**** Data excerpts ****

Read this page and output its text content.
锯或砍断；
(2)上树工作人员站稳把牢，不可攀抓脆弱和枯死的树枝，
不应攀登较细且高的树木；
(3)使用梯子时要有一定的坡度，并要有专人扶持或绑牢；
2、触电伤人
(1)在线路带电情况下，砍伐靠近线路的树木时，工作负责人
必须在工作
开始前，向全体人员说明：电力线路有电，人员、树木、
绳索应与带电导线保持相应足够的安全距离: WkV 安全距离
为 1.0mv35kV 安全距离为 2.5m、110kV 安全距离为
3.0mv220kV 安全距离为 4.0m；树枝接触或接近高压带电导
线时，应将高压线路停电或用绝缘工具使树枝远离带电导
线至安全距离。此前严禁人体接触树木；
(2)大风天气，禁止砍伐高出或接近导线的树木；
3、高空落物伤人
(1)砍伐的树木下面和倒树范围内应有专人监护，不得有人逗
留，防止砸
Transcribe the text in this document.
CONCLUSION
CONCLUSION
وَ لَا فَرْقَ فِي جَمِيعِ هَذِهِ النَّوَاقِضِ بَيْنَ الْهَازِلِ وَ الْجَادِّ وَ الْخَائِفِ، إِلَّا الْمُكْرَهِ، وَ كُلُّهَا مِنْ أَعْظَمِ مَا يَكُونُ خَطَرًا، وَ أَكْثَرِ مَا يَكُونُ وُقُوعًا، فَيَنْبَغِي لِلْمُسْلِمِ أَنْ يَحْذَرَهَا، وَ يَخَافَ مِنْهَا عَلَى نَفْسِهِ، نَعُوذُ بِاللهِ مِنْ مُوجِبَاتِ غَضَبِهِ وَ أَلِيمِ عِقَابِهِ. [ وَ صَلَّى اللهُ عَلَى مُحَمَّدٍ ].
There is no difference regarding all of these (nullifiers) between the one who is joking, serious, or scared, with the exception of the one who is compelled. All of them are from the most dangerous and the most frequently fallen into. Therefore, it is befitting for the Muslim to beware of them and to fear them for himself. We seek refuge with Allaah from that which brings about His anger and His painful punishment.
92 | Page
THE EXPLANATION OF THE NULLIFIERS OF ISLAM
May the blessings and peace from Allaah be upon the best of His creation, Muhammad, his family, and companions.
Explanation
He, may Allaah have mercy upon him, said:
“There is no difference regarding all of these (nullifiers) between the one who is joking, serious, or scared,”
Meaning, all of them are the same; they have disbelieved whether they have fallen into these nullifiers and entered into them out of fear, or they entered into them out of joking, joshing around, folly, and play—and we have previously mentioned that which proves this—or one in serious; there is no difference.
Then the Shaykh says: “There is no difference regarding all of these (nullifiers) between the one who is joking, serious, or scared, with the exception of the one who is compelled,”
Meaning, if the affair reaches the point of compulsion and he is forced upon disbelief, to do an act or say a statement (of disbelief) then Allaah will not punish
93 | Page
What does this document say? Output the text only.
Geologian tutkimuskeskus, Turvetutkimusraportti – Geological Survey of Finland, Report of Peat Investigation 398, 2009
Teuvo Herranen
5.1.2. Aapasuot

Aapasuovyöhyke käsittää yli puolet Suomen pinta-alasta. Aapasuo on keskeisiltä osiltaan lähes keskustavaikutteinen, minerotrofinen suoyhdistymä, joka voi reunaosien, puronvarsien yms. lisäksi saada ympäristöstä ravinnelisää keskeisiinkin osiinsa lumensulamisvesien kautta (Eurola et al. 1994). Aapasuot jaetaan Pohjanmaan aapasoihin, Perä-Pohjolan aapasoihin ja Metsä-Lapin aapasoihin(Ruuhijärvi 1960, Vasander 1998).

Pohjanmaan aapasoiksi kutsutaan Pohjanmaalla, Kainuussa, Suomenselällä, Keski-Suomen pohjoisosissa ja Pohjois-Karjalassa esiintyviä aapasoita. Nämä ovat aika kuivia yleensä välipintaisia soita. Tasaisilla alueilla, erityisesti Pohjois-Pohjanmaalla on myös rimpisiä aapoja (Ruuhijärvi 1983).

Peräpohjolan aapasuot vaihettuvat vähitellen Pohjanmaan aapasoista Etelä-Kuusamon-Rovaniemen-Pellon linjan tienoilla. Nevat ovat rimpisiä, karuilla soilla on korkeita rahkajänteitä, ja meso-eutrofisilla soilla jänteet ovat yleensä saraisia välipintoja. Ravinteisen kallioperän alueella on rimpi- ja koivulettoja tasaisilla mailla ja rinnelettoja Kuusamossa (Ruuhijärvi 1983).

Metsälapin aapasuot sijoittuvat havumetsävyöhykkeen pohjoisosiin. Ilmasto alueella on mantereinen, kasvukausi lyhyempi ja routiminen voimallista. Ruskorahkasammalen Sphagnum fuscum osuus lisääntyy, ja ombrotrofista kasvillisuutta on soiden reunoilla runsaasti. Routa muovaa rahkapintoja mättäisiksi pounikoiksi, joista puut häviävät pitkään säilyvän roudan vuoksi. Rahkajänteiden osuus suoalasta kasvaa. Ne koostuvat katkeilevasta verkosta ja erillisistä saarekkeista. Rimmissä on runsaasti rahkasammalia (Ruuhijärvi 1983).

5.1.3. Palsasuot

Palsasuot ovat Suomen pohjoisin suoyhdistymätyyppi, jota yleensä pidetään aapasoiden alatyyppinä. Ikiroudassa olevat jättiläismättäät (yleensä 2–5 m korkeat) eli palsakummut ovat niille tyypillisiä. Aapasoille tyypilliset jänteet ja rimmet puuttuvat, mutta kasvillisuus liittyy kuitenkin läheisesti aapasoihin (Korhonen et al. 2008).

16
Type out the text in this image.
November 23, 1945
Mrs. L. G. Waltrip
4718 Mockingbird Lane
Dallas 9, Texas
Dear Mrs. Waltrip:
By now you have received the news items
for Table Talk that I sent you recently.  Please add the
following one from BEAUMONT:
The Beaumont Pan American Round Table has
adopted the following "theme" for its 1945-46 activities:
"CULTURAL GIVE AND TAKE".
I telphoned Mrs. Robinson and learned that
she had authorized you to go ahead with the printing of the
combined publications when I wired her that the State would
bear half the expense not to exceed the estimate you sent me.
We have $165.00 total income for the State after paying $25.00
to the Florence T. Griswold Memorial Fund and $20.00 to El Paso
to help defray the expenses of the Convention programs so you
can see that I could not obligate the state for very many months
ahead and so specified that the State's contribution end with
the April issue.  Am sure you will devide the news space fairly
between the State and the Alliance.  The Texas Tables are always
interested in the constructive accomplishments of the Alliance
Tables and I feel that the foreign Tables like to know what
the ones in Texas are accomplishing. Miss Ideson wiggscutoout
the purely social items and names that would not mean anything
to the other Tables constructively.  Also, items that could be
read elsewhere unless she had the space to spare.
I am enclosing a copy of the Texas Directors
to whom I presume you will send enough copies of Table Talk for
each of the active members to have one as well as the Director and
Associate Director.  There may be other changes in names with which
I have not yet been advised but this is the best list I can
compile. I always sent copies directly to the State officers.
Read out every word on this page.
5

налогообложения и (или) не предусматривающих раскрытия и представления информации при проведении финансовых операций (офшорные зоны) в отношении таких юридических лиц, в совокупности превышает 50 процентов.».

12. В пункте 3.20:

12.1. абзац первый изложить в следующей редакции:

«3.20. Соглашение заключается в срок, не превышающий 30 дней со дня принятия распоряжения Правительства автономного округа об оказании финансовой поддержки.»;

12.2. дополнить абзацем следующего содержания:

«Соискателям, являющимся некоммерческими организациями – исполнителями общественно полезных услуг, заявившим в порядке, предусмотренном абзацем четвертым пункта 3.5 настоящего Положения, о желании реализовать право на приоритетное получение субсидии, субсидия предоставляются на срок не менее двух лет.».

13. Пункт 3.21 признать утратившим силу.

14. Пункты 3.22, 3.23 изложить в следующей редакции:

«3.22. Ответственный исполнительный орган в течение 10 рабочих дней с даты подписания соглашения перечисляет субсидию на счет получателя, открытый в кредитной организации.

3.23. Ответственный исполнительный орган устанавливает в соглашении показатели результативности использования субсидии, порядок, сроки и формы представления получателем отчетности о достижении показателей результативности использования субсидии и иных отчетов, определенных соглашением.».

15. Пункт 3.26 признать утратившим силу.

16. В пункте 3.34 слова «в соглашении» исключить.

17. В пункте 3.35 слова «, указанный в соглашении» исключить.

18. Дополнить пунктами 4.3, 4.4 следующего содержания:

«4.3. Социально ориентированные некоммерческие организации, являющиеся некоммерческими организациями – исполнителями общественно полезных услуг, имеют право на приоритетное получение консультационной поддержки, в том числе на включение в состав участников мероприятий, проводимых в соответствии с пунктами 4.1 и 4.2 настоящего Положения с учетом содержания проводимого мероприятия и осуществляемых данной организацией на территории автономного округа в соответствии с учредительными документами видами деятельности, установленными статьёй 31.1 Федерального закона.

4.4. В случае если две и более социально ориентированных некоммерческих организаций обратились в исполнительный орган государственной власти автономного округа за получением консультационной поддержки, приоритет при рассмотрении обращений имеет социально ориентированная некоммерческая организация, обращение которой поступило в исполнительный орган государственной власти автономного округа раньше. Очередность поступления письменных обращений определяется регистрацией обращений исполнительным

****

Problem details
Pick each line holding the word "jänteet" out of the data and copy it.

Task result
Peräpohjolan aapasuot vaihettuvat vähitellen Pohjanmaan aapasoista Etelä-Kuusamon-Rovaniemen-Pellon linjan tienoilla. Nevat ovat rimpisiä, karuilla soilla on korkeita rahkajänteitä, ja meso-eutrofisilla soilla jänteet ovat yleensä saraisia välipintoja. Ravinteisen kallioperän alueella on rimpi- ja koivulettoja tasaisilla mailla ja rinnelettoja Kuusamossa (Ruuhijärvi 1983).
Palsasuot ovat Suomen pohjoisin suoyhdistymätyyppi, jota yleensä pidetään aapasoiden alatyyppinä. Ikiroudassa olevat jättiläismättäät (yleensä 2–5 m korkeat) eli palsakummut ovat niille tyypillisiä. Aapasoille tyypilliset jänteet ja rimmet puuttuvat, mutta kasvillisuus liittyy kuitenkin läheisesti aapasoihin (Korhonen et al. 2008).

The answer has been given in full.